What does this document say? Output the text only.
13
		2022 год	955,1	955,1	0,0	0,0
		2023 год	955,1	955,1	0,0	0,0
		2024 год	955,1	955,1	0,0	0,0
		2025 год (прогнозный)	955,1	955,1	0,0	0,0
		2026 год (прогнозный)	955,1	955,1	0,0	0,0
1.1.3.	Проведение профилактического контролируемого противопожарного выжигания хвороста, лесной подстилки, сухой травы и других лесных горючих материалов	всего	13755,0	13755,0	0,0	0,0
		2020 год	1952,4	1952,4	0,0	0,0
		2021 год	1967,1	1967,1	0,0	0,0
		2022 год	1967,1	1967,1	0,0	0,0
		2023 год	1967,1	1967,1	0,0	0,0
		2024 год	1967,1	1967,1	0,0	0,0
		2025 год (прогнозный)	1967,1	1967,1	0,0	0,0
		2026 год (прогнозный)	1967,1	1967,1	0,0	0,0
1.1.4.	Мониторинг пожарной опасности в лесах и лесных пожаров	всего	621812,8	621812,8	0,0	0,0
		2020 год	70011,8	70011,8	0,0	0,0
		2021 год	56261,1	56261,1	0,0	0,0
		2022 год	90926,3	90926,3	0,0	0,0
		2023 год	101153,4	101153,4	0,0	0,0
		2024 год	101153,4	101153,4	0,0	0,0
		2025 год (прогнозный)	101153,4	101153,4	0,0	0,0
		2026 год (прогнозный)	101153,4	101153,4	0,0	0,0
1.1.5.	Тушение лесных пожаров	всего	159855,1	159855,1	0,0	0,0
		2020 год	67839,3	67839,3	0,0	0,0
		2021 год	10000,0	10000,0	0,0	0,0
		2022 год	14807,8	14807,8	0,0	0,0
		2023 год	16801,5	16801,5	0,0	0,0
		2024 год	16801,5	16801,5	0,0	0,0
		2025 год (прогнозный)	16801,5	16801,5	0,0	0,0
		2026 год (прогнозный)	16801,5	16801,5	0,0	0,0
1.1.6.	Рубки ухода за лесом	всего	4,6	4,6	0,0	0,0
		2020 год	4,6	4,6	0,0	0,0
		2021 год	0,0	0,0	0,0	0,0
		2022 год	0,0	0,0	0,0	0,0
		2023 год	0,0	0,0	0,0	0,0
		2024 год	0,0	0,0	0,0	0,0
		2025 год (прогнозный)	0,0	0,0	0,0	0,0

──────

▸ GIVEN REQUEST: Retype the listing above in full, with no alterations.

▸ ANSWER FOR THE TASK:
What does this document say? Output the text only.
13
		2022 год	955,1	955,1	0,0	0,0
		2023 год	955,1	955,1	0,0	0,0
		2024 год	955,1	955,1	0,0	0,0
		2025 год (прогнозный)	955,1	955,1	0,0	0,0
		2026 год (прогнозный)	955,1	955,1	0,0	0,0
1.1.3.	Проведение профилактического контролируемого противопожарного выжигания хвороста, лесной подстилки, сухой травы и других лесных горючих материалов	всего	13755,0	13755,0	0,0	0,0
		2020 год	1952,4	1952,4	0,0	0,0
		2021 год	1967,1	1967,1	0,0	0,0
		2022 год	1967,1	1967,1	0,0	0,0
		2023 год	1967,1	1967,1	0,0	0,0
		2024 год	1967,1	1967,1	0,0	0,0
		2025 год (прогнозный)	1967,1	1967,1	0,0	0,0
		2026 год (прогнозный)	1967,1	1967,1	0,0	0,0
1.1.4.	Мониторинг пожарной опасности в лесах и лесных пожаров	всего	621812,8	621812,8	0,0	0,0
		2020 год	70011,8	70011,8	0,0	0,0
		2021 год	56261,1	56261,1	0,0	0,0
		2022 год	90926,3	90926,3	0,0	0,0
		2023 год	101153,4	101153,4	0,0	0,0
		2024 год	101153,4	101153,4	0,0	0,0
		2025 год (прогнозный)	101153,4	101153,4	0,0	0,0
		2026 год (прогнозный)	101153,4	101153,4	0,0	0,0
1.1.5.	Тушение лесных пожаров	всего	159855,1	159855,1	0,0	0,0
		2020 год	67839,3	67839,3	0,0	0,0
		2021 год	10000,0	10000,0	0,0	0,0
		2022 год	14807,8	14807,8	0,0	0,0
		2023 год	16801,5	16801,5	0,0	0,0
		2024 год	16801,5	16801,5	0,0	0,0
		2025 год (прогнозный)	16801,5	16801,5	0,0	0,0
		2026 год (прогнозный)	16801,5	16801,5	0,0	0,0
1.1.6.	Рубки ухода за лесом	всего	4,6	4,6	0,0	0,0
		2020 год	4,6	4,6	0,0	0,0
		2021 год	0,0	0,0	0,0	0,0
		2022 год	0,0	0,0	0,0	0,0
		2023 год	0,0	0,0	0,0	0,0
		2024 год	0,0	0,0	0,0	0,0
		2025 год (прогнозный)	0,0	0,0	0,0	0,0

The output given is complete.